** Begin **

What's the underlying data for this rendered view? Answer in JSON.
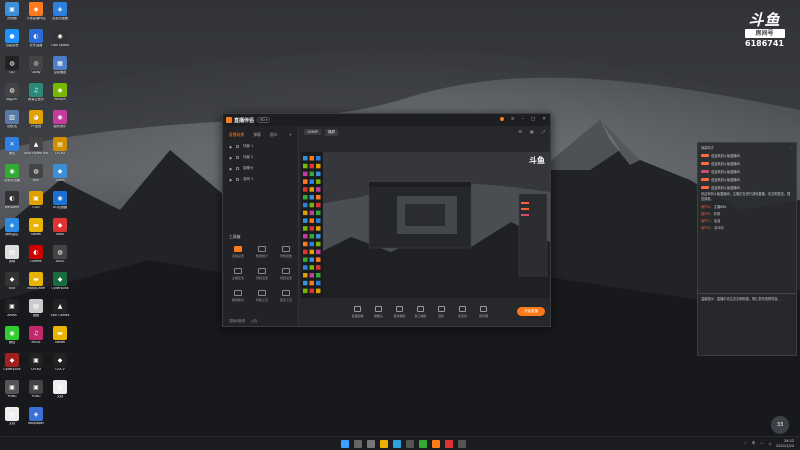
{
  "desktop": {
    "icons": [
      {
        "label": "此电脑",
        "color": "#3a8fd6",
        "glyph": "▣"
      },
      {
        "label": "斗鱼直播伴侣",
        "color": "#ff7a1a",
        "glyph": "◆"
      },
      {
        "label": "迅游加速器",
        "color": "#2d7fe0",
        "glyph": "◈"
      },
      {
        "label": "迅雷影音",
        "color": "#1e90ff",
        "glyph": "●"
      },
      {
        "label": "虎牙直播",
        "color": "#2a6bd8",
        "glyph": "◐"
      },
      {
        "label": "OBS Studio",
        "color": "#333",
        "glyph": "◉"
      },
      {
        "label": "QQ",
        "color": "#222",
        "glyph": "◍"
      },
      {
        "label": "Uplay",
        "color": "#444",
        "glyph": "◎"
      },
      {
        "label": "控制面板",
        "color": "#4c7fc5",
        "glyph": "▦"
      },
      {
        "label": "网易UU",
        "color": "#444",
        "glyph": "◍"
      },
      {
        "label": "网易云音乐",
        "color": "#2a8a7a",
        "glyph": "♫"
      },
      {
        "label": "NVIDIA",
        "color": "#76b900",
        "glyph": "◆"
      },
      {
        "label": "回收站",
        "color": "#5a7aa5",
        "glyph": "▥"
      },
      {
        "label": "YY语音",
        "color": "#e0a000",
        "glyph": "◕"
      },
      {
        "label": "酷狗音乐",
        "color": "#c43b9d",
        "glyph": "◉"
      },
      {
        "label": "微信",
        "color": "#2d7fe0",
        "glyph": "✕"
      },
      {
        "label": "AMD Ryzen Master",
        "color": "#444",
        "glyph": "▲"
      },
      {
        "label": "CPUID",
        "color": "#d08f00",
        "glyph": "▤"
      },
      {
        "label": "谷歌浏览器",
        "color": "#3a3",
        "glyph": "◉"
      },
      {
        "label": "HUE",
        "color": "#444",
        "glyph": "◍"
      },
      {
        "label": "Zoom",
        "color": "#3a8fd6",
        "glyph": "◆"
      },
      {
        "label": "WeGame",
        "color": "#333",
        "glyph": "◐"
      },
      {
        "label": "COD",
        "color": "#e0a000",
        "glyph": "▣"
      },
      {
        "label": "UU加速器",
        "color": "#1a72d6",
        "glyph": "◉"
      },
      {
        "label": "腾讯会议",
        "color": "#2a8ae0",
        "glyph": "◈"
      },
      {
        "label": "Steam",
        "color": "#e8b400",
        "glyph": "▬"
      },
      {
        "label": "Xbox",
        "color": "#d33",
        "glyph": "◆"
      },
      {
        "label": "剪映",
        "color": "#ddd",
        "glyph": "▤"
      },
      {
        "label": "Games",
        "color": "#c00",
        "glyph": "◐"
      },
      {
        "label": "ASUS",
        "color": "#444",
        "glyph": "◍"
      },
      {
        "label": "Epic",
        "color": "#333",
        "glyph": "◆"
      },
      {
        "label": "MusicDrive",
        "color": "#e8b400",
        "glyph": "▬"
      },
      {
        "label": "Cyberpunk",
        "color": "#1a6b3d",
        "glyph": "◆"
      },
      {
        "label": "ARMA",
        "color": "#222",
        "glyph": "▣"
      },
      {
        "label": "画图",
        "color": "#ccc",
        "glyph": "▤"
      },
      {
        "label": "Epic Games",
        "color": "#222",
        "glyph": "▲"
      },
      {
        "label": "微信",
        "color": "#3c3",
        "glyph": "◉"
      },
      {
        "label": "Music",
        "color": "#c2296b",
        "glyph": "♫"
      },
      {
        "label": "Steam",
        "color": "#e8b400",
        "glyph": "▬"
      },
      {
        "label": "Cyberpunk",
        "color": "#a1201f",
        "glyph": "◆"
      },
      {
        "label": "CPUID",
        "color": "#222",
        "glyph": "▣"
      },
      {
        "label": "GTA V",
        "color": "#222",
        "glyph": "◆"
      },
      {
        "label": "PUBG",
        "color": "#555",
        "glyph": "▣"
      },
      {
        "label": "PUBG",
        "color": "#444",
        "glyph": "▣"
      },
      {
        "label": "文档",
        "color": "#eee",
        "glyph": "▤"
      },
      {
        "label": "文档",
        "color": "#eee",
        "glyph": "▤"
      },
      {
        "label": "Wallpaper",
        "color": "#3a6fd6",
        "glyph": "◈"
      }
    ]
  },
  "douyu": {
    "room_label": "房间号",
    "room_number": "6186741"
  },
  "app": {
    "title": "直播伴侣",
    "hd": "HD ▾",
    "sidebar_tabs": [
      "直播场景",
      "弹幕",
      "观众",
      "+"
    ],
    "scenes": [
      "场景 1",
      "场景 2",
      "摄像头",
      "游戏 1"
    ],
    "tools_title": "工具箱",
    "tools": [
      "直播设置",
      "数据统计",
      "录像回放",
      "主播任务",
      "音频设置",
      "视频设置",
      "弹幕助手",
      "转播工具",
      "更多工具"
    ],
    "sidebar_footer": [
      "直播间管理",
      "公告"
    ],
    "preview_tabs": [
      "1080P",
      "横屏"
    ],
    "bottom_items": [
      "直播镜像",
      "摄像头",
      "游戏捕获",
      "窗口捕获",
      "图片",
      "麦克风",
      "扬声器"
    ],
    "start_label": "开始直播"
  },
  "chat": {
    "header": "弹幕助手",
    "lines": [
      "欢迎来到斗鱼直播间",
      "欢迎来到斗鱼直播间",
      "欢迎来到斗鱼直播间",
      "欢迎来到斗鱼直播间",
      "欢迎来到斗鱼直播间"
    ],
    "system_text": "欢迎来到斗鱼直播间，主播正在进行游戏直播，请文明发言，理性观看。",
    "users": [
      {
        "name": "用户A",
        "msg": "主播666"
      },
      {
        "name": "用户B",
        "msg": "好看"
      },
      {
        "name": "用户C",
        "msg": "加油"
      },
      {
        "name": "用户D",
        "msg": "冲冲冲"
      }
    ],
    "notice": "温馨提示：直播中请注意文明用语，禁止发布违规内容。"
  },
  "taskbar": {
    "icons": [
      {
        "name": "windows-icon",
        "color": "#3aa0ff"
      },
      {
        "name": "search-icon",
        "color": "#666"
      },
      {
        "name": "taskview-icon",
        "color": "#777"
      },
      {
        "name": "explorer-icon",
        "color": "#e8b400"
      },
      {
        "name": "edge-icon",
        "color": "#2fa3e0"
      },
      {
        "name": "store-icon",
        "color": "#555"
      },
      {
        "name": "chrome-icon",
        "color": "#3a3"
      },
      {
        "name": "app-icon",
        "color": "#ff7a1a"
      },
      {
        "name": "app2-icon",
        "color": "#d33"
      },
      {
        "name": "app3-icon",
        "color": "#555"
      }
    ],
    "time": "19:22",
    "date": "2022/1/24",
    "lang": "中",
    "weather": "33"
  }
}
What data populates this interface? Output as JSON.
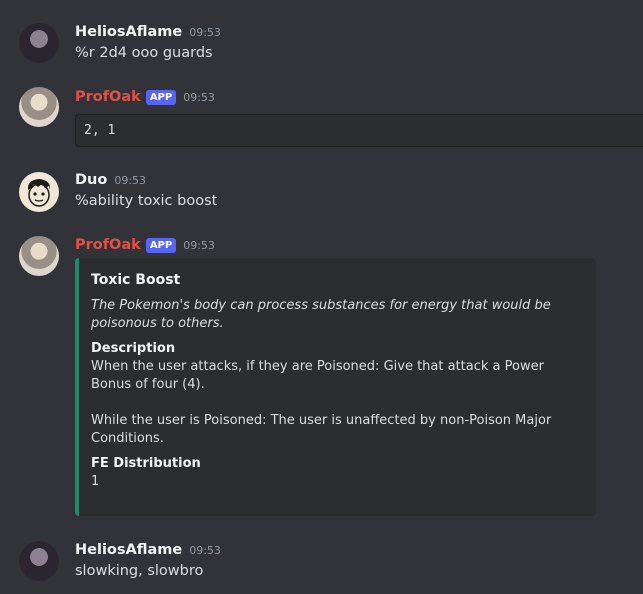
{
  "messages": [
    {
      "username": "HeliosAflame",
      "time": "09:53",
      "text": "%r 2d4 ooo guards"
    },
    {
      "username": "ProfOak",
      "badge": "APP",
      "time": "09:53",
      "code": "2, 1"
    },
    {
      "username": "Duo",
      "time": "09:53",
      "text": "%ability toxic boost"
    },
    {
      "username": "ProfOak",
      "badge": "APP",
      "time": "09:53",
      "embed": {
        "title": "Toxic Boost",
        "description": "The Pokemon's body can process substances for energy that would be poisonous to others.",
        "fields": [
          {
            "name": "Description",
            "value": "When the user attacks, if they are Poisoned: Give that attack a Power Bonus of four (4).\n\nWhile the user is Poisoned: The user is unaffected by non-Poison Major Conditions."
          },
          {
            "name": "FE Distribution",
            "value": "1"
          }
        ],
        "accent_color": "#1f8b6b"
      }
    },
    {
      "username": "HeliosAflame",
      "time": "09:53",
      "text": "slowking, slowbro"
    }
  ],
  "colors": {
    "background": "#313338",
    "bot_name": "#e0504a",
    "badge": "#5865f2"
  }
}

** End **

* _YOUR OBJECTIVE_:
Output precisely the lines in the material above from the line containing "What data populates" through its last line, and omit pictures.

* _TASK ANSWER_:
What data populates this interface? Output as JSON.
{
  "messages": [
    {
      "username": "HeliosAflame",
      "time": "09:53",
      "text": "%r 2d4 ooo guards"
    },
    {
      "username": "ProfOak",
      "badge": "APP",
      "time": "09:53",
      "code": "2, 1"
    },
    {
      "username": "Duo",
      "time": "09:53",
      "text": "%ability toxic boost"
    },
    {
      "username": "ProfOak",
      "badge": "APP",
      "time": "09:53",
      "embed": {
        "title": "Toxic Boost",
        "description": "The Pokemon's body can process substances for energy that would be poisonous to others.",
        "fields": [
          {
            "name": "Description",
            "value": "When the user attacks, if they are Poisoned: Give that attack a Power Bonus of four (4).\n\nWhile the user is Poisoned: The user is unaffected by non-Poison Major Conditions."
          },
          {
            "name": "FE Distribution",
            "value": "1"
          }
        ],
        "accent_color": "#1f8b6b"
      }
    },
    {
      "username": "HeliosAflame",
      "time": "09:53",
      "text": "slowking, slowbro"
    }
  ],
  "colors": {
    "background": "#313338",
    "bot_name": "#e0504a",
    "badge": "#5865f2"
  }
}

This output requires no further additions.